> [Problem to work on] Below is a listing; copy all of it exactly.

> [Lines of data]
- - - - -

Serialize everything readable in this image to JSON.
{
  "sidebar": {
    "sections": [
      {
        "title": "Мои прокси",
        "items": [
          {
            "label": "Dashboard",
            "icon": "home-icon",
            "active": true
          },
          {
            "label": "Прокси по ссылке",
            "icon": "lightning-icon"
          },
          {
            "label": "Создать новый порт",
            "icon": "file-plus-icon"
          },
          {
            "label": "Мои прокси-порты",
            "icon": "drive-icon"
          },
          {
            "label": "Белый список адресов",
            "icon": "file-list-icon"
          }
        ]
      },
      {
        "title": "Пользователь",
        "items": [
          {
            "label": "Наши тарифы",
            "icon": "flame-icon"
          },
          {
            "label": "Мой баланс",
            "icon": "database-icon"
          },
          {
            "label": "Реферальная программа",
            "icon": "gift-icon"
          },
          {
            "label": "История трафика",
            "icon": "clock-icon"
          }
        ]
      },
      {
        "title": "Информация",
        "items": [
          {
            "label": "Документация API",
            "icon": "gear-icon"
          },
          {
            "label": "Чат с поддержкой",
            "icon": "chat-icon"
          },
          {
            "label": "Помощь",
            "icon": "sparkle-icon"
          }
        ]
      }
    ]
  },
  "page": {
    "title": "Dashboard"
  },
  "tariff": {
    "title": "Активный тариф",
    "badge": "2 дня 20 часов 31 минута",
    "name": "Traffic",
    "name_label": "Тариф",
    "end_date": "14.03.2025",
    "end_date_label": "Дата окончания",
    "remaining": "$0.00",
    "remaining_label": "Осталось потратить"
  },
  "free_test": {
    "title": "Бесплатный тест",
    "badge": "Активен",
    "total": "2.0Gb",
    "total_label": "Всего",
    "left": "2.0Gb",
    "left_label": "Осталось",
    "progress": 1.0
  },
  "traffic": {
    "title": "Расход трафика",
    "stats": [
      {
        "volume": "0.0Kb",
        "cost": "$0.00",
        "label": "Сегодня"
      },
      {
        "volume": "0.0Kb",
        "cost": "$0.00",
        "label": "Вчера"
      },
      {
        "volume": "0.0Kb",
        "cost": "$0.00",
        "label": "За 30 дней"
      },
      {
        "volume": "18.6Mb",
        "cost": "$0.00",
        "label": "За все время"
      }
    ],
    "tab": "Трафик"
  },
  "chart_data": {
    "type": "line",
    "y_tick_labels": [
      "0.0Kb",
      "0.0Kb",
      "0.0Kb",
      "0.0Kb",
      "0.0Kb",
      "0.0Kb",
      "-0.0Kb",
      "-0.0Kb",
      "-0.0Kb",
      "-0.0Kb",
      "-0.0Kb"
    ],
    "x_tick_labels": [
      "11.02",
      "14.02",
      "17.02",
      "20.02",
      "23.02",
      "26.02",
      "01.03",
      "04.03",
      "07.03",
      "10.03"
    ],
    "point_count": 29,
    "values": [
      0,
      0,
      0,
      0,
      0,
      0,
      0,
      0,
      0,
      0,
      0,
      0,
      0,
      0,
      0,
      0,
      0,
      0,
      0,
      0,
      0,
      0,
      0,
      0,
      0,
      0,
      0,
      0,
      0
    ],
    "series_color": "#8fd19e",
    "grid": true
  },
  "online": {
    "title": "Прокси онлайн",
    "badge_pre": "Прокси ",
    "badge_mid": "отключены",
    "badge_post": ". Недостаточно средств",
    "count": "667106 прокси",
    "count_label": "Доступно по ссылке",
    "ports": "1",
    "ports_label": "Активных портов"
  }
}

- - - - -

> [Reply to the exercise]
Serialize everything readable in this image to JSON.
{
  "sidebar": {
    "sections": [
      {
        "title": "Мои прокси",
        "items": [
          {
            "label": "Dashboard",
            "icon": "home-icon",
            "active": true
          },
          {
            "label": "Прокси по ссылке",
            "icon": "lightning-icon"
          },
          {
            "label": "Создать новый порт",
            "icon": "file-plus-icon"
          },
          {
            "label": "Мои прокси-порты",
            "icon": "drive-icon"
          },
          {
            "label": "Белый список адресов",
            "icon": "file-list-icon"
          }
        ]
      },
      {
        "title": "Пользователь",
        "items": [
          {
            "label": "Наши тарифы",
            "icon": "flame-icon"
          },
          {
            "label": "Мой баланс",
            "icon": "database-icon"
          },
          {
            "label": "Реферальная программа",
            "icon": "gift-icon"
          },
          {
            "label": "История трафика",
            "icon": "clock-icon"
          }
        ]
      },
      {
        "title": "Информация",
        "items": [
          {
            "label": "Документация API",
            "icon": "gear-icon"
          },
          {
            "label": "Чат с поддержкой",
            "icon": "chat-icon"
          },
          {
            "label": "Помощь",
            "icon": "sparkle-icon"
          }
        ]
      }
    ]
  },
  "page": {
    "title": "Dashboard"
  },
  "tariff": {
    "title": "Активный тариф",
    "badge": "2 дня 20 часов 31 минута",
    "name": "Traffic",
    "name_label": "Тариф",
    "end_date": "14.03.2025",
    "end_date_label": "Дата окончания",
    "remaining": "$0.00",
    "remaining_label": "Осталось потратить"
  },
  "free_test": {
    "title": "Бесплатный тест",
    "badge": "Активен",
    "total": "2.0Gb",
    "total_label": "Всего",
    "left": "2.0Gb",
    "left_label": "Осталось",
    "progress": 1.0
  },
  "traffic": {
    "title": "Расход трафика",
    "stats": [
      {
        "volume": "0.0Kb",
        "cost": "$0.00",
        "label": "Сегодня"
      },
      {
        "volume": "0.0Kb",
        "cost": "$0.00",
        "label": "Вчера"
      },
      {
        "volume": "0.0Kb",
        "cost": "$0.00",
        "label": "За 30 дней"
      },
      {
        "volume": "18.6Mb",
        "cost": "$0.00",
        "label": "За все время"
      }
    ],
    "tab": "Трафик"
  },
  "chart_data": {
    "type": "line",
    "y_tick_labels": [
      "0.0Kb",
      "0.0Kb",
      "0.0Kb",
      "0.0Kb",
      "0.0Kb",
      "0.0Kb",
      "-0.0Kb",
      "-0.0Kb",
      "-0.0Kb",
      "-0.0Kb",
      "-0.0Kb"
    ],
    "x_tick_labels": [
      "11.02",
      "14.02",
      "17.02",
      "20.02",
      "23.02",
      "26.02",
      "01.03",
      "04.03",
      "07.03",
      "10.03"
    ],
    "point_count": 29,
    "values": [
      0,
      0,
      0,
      0,
      0,
      0,
      0,
      0,
      0,
      0,
      0,
      0,
      0,
      0,
      0,
      0,
      0,
      0,
      0,
      0,
      0,
      0,
      0,
      0,
      0,
      0,
      0,
      0,
      0
    ],
    "series_color": "#8fd19e",
    "grid": true
  },
  "online": {
    "title": "Прокси онлайн",
    "badge_pre": "Прокси ",
    "badge_mid": "отключены",
    "badge_post": ". Недостаточно средств",
    "count": "667106 прокси",
    "count_label": "Доступно по ссылке",
    "ports": "1",
    "ports_label": "Активных портов"
  }
}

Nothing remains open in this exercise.